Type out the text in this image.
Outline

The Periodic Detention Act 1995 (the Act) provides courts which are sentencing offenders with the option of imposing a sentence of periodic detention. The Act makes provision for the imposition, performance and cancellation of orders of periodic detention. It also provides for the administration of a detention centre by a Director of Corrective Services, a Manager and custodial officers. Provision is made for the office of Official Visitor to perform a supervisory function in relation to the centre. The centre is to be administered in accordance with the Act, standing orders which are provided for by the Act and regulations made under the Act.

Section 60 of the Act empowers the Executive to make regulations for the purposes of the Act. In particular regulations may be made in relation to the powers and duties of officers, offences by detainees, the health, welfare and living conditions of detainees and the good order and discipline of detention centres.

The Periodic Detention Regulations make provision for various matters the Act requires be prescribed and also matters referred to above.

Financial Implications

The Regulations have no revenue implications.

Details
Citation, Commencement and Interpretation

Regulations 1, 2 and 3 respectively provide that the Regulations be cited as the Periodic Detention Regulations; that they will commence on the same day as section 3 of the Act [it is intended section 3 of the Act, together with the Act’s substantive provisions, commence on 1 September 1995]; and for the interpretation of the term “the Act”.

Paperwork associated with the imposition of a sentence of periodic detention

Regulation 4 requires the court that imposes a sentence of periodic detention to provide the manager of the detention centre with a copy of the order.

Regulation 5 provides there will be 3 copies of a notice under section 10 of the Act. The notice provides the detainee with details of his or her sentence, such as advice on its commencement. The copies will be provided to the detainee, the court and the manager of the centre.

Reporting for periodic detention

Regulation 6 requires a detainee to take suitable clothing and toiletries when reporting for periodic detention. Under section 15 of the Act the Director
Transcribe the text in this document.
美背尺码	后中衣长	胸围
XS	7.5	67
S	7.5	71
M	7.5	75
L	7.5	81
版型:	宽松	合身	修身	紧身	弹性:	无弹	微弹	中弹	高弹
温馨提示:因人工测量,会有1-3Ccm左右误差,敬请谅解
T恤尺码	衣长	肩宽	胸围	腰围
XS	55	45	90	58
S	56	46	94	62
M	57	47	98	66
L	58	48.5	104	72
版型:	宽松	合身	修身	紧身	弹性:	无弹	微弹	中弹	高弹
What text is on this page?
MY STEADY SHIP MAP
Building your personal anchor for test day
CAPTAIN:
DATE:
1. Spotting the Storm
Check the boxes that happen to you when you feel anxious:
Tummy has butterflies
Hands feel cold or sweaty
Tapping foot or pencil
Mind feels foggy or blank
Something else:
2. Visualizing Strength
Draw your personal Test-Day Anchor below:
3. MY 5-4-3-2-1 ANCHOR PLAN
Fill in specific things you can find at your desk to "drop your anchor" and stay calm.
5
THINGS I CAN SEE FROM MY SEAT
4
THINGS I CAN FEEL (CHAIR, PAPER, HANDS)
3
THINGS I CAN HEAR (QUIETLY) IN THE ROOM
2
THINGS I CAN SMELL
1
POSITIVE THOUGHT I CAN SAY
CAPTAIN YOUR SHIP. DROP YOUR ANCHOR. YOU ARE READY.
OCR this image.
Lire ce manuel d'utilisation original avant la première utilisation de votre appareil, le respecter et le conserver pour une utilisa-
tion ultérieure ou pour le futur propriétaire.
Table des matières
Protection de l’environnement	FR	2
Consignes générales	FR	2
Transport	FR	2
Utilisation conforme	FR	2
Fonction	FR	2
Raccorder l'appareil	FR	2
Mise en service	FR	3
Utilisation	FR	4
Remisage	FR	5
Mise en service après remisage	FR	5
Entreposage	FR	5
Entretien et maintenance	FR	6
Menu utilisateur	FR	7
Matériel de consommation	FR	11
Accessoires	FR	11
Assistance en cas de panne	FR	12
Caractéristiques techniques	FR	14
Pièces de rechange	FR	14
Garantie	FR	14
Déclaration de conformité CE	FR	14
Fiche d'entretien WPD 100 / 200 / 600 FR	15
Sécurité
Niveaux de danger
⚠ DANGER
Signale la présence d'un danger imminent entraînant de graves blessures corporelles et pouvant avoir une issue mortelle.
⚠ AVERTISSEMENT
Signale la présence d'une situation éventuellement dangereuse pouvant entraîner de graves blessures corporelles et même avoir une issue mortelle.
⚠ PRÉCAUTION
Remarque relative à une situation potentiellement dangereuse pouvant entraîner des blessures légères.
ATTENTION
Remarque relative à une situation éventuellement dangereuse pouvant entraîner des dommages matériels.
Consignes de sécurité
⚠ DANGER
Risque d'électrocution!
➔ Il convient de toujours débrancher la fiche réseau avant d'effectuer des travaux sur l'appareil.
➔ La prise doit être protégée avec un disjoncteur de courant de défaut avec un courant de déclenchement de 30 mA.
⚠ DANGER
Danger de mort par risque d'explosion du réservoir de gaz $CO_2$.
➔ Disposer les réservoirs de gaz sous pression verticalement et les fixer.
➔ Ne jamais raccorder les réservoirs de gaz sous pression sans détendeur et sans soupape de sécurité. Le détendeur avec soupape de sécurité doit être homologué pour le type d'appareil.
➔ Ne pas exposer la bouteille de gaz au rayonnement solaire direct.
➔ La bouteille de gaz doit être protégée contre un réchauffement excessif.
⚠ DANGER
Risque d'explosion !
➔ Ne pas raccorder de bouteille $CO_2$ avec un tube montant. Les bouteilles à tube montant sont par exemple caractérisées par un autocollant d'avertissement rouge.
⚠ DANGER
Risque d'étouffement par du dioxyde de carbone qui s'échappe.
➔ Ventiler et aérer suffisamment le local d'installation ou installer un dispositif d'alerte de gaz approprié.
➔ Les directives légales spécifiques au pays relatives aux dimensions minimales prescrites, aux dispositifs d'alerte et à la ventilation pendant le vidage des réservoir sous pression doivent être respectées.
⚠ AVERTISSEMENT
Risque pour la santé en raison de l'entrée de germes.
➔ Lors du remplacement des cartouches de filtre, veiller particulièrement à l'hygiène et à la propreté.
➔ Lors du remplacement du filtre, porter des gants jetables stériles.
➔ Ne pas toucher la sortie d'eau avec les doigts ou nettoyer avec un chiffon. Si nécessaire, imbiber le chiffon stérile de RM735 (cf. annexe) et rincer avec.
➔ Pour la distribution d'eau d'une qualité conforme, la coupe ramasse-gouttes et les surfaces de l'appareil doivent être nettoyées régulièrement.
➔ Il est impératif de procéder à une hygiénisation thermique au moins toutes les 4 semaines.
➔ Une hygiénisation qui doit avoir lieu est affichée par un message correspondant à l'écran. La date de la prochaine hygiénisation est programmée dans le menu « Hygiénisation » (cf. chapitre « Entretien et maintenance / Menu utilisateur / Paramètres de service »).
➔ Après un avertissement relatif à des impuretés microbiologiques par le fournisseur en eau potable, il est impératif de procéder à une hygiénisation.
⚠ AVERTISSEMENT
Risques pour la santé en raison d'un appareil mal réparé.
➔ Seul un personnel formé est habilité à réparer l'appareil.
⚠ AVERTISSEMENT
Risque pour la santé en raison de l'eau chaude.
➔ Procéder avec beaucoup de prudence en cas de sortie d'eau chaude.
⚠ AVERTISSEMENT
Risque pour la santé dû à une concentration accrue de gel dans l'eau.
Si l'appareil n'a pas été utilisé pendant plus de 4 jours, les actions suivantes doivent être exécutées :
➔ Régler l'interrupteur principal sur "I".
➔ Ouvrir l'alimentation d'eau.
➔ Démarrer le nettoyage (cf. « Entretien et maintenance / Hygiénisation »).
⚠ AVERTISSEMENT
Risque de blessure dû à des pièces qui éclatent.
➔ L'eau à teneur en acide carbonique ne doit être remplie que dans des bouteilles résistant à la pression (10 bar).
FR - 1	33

• • • • •

Word for word, quote all of the data above.

Type out the text in this image.
Outline

The Periodic Detention Act 1995 (the Act) provides courts which are sentencing offenders with the option of imposing a sentence of periodic detention. The Act makes provision for the imposition, performance and cancellation of orders of periodic detention. It also provides for the administration of a detention centre by a Director of Corrective Services, a Manager and custodial officers. Provision is made for the office of Official Visitor to perform a supervisory function in relation to the centre. The centre is to be administered in accordance with the Act, standing orders which are provided for by the Act and regulations made under the Act.

Section 60 of the Act empowers the Executive to make regulations for the purposes of the Act. In particular regulations may be made in relation to the powers and duties of officers, offences by detainees, the health, welfare and living conditions of detainees and the good order and discipline of detention centres.

The Periodic Detention Regulations make provision for various matters the Act requires be prescribed and also matters referred to above.

Financial Implications

The Regulations have no revenue implications.

Details
Citation, Commencement and Interpretation

Regulations 1, 2 and 3 respectively provide that the Regulations be cited as the Periodic Detention Regulations; that they will commence on the same day as section 3 of the Act [it is intended section 3 of the Act, together with the Act’s substantive provisions, commence on 1 September 1995]; and for the interpretation of the term “the Act”.

Paperwork associated with the imposition of a sentence of periodic detention

Regulation 4 requires the court that imposes a sentence of periodic detention to provide the manager of the detention centre with a copy of the order.

Regulation 5 provides there will be 3 copies of a notice under section 10 of the Act. The notice provides the detainee with details of his or her sentence, such as advice on its commencement. The copies will be provided to the detainee, the court and the manager of the centre.

Reporting for periodic detention

Regulation 6 requires a detainee to take suitable clothing and toiletries when reporting for periodic detention. Under section 15 of the Act the Director
Transcribe the text in this document.
美背尺码	后中衣长	胸围
XS	7.5	67
S	7.5	71
M	7.5	75
L	7.5	81
版型:	宽松	合身	修身	紧身	弹性:	无弹	微弹	中弹	高弹
温馨提示:因人工测量,会有1-3Ccm左右误差,敬请谅解
T恤尺码	衣长	肩宽	胸围	腰围
XS	55	45	90	58
S	56	46	94	62
M	57	47	98	66
L	58	48.5	104	72
版型:	宽松	合身	修身	紧身	弹性:	无弹	微弹	中弹	高弹
What text is on this page?
MY STEADY SHIP MAP
Building your personal anchor for test day
CAPTAIN:
DATE:
1. Spotting the Storm
Check the boxes that happen to you when you feel anxious:
Tummy has butterflies
Hands feel cold or sweaty
Tapping foot or pencil
Mind feels foggy or blank
Something else:
2. Visualizing Strength
Draw your personal Test-Day Anchor below:
3. MY 5-4-3-2-1 ANCHOR PLAN
Fill in specific things you can find at your desk to "drop your anchor" and stay calm.
5
THINGS I CAN SEE FROM MY SEAT
4
THINGS I CAN FEEL (CHAIR, PAPER, HANDS)
3
THINGS I CAN HEAR (QUIETLY) IN THE ROOM
2
THINGS I CAN SMELL
1
POSITIVE THOUGHT I CAN SAY
CAPTAIN YOUR SHIP. DROP YOUR ANCHOR. YOU ARE READY.
OCR this image.
Lire ce manuel d'utilisation original avant la première utilisation de votre appareil, le respecter et le conserver pour une utilisa-
tion ultérieure ou pour le futur propriétaire.
Table des matières
Protection de l’environnement	FR	2
Consignes générales	FR	2
Transport	FR	2
Utilisation conforme	FR	2
Fonction	FR	2
Raccorder l'appareil	FR	2
Mise en service	FR	3
Utilisation	FR	4
Remisage	FR	5
Mise en service après remisage	FR	5
Entreposage	FR	5
Entretien et maintenance	FR	6
Menu utilisateur	FR	7
Matériel de consommation	FR	11
Accessoires	FR	11
Assistance en cas de panne	FR	12
Caractéristiques techniques	FR	14
Pièces de rechange	FR	14
Garantie	FR	14
Déclaration de conformité CE	FR	14
Fiche d'entretien WPD 100 / 200 / 600 FR	15
Sécurité
Niveaux de danger
⚠ DANGER
Signale la présence d'un danger imminent entraînant de graves blessures corporelles et pouvant avoir une issue mortelle.
⚠ AVERTISSEMENT
Signale la présence d'une situation éventuellement dangereuse pouvant entraîner de graves blessures corporelles et même avoir une issue mortelle.
⚠ PRÉCAUTION
Remarque relative à une situation potentiellement dangereuse pouvant entraîner des blessures légères.
ATTENTION
Remarque relative à une situation éventuellement dangereuse pouvant entraîner des dommages matériels.
Consignes de sécurité
⚠ DANGER
Risque d'électrocution!
➔ Il convient de toujours débrancher la fiche réseau avant d'effectuer des travaux sur l'appareil.
➔ La prise doit être protégée avec un disjoncteur de courant de défaut avec un courant de déclenchement de 30 mA.
⚠ DANGER
Danger de mort par risque d'explosion du réservoir de gaz $CO_2$.
➔ Disposer les réservoirs de gaz sous pression verticalement et les fixer.
➔ Ne jamais raccorder les réservoirs de gaz sous pression sans détendeur et sans soupape de sécurité. Le détendeur avec soupape de sécurité doit être homologué pour le type d'appareil.
➔ Ne pas exposer la bouteille de gaz au rayonnement solaire direct.
➔ La bouteille de gaz doit être protégée contre un réchauffement excessif.
⚠ DANGER
Risque d'explosion !
➔ Ne pas raccorder de bouteille $CO_2$ avec un tube montant. Les bouteilles à tube montant sont par exemple caractérisées par un autocollant d'avertissement rouge.
⚠ DANGER
Risque d'étouffement par du dioxyde de carbone qui s'échappe.
➔ Ventiler et aérer suffisamment le local d'installation ou installer un dispositif d'alerte de gaz approprié.
➔ Les directives légales spécifiques au pays relatives aux dimensions minimales prescrites, aux dispositifs d'alerte et à la ventilation pendant le vidage des réservoir sous pression doivent être respectées.
⚠ AVERTISSEMENT
Risque pour la santé en raison de l'entrée de germes.
➔ Lors du remplacement des cartouches de filtre, veiller particulièrement à l'hygiène et à la propreté.
➔ Lors du remplacement du filtre, porter des gants jetables stériles.
➔ Ne pas toucher la sortie d'eau avec les doigts ou nettoyer avec un chiffon. Si nécessaire, imbiber le chiffon stérile de RM735 (cf. annexe) et rincer avec.
➔ Pour la distribution d'eau d'une qualité conforme, la coupe ramasse-gouttes et les surfaces de l'appareil doivent être nettoyées régulièrement.
➔ Il est impératif de procéder à une hygiénisation thermique au moins toutes les 4 semaines.
➔ Une hygiénisation qui doit avoir lieu est affichée par un message correspondant à l'écran. La date de la prochaine hygiénisation est programmée dans le menu « Hygiénisation » (cf. chapitre « Entretien et maintenance / Menu utilisateur / Paramètres de service »).
➔ Après un avertissement relatif à des impuretés microbiologiques par le fournisseur en eau potable, il est impératif de procéder à une hygiénisation.
⚠ AVERTISSEMENT
Risques pour la santé en raison d'un appareil mal réparé.
➔ Seul un personnel formé est habilité à réparer l'appareil.
⚠ AVERTISSEMENT
Risque pour la santé en raison de l'eau chaude.
➔ Procéder avec beaucoup de prudence en cas de sortie d'eau chaude.
⚠ AVERTISSEMENT
Risque pour la santé dû à une concentration accrue de gel dans l'eau.
Si l'appareil n'a pas été utilisé pendant plus de 4 jours, les actions suivantes doivent être exécutées :
➔ Régler l'interrupteur principal sur "I".
➔ Ouvrir l'alimentation d'eau.
➔ Démarrer le nettoyage (cf. « Entretien et maintenance / Hygiénisation »).
⚠ AVERTISSEMENT
Risque de blessure dû à des pièces qui éclatent.
➔ L'eau à teneur en acide carbonique ne doit être remplie que dans des bouteilles résistant à la pression (10 bar).
FR - 1	33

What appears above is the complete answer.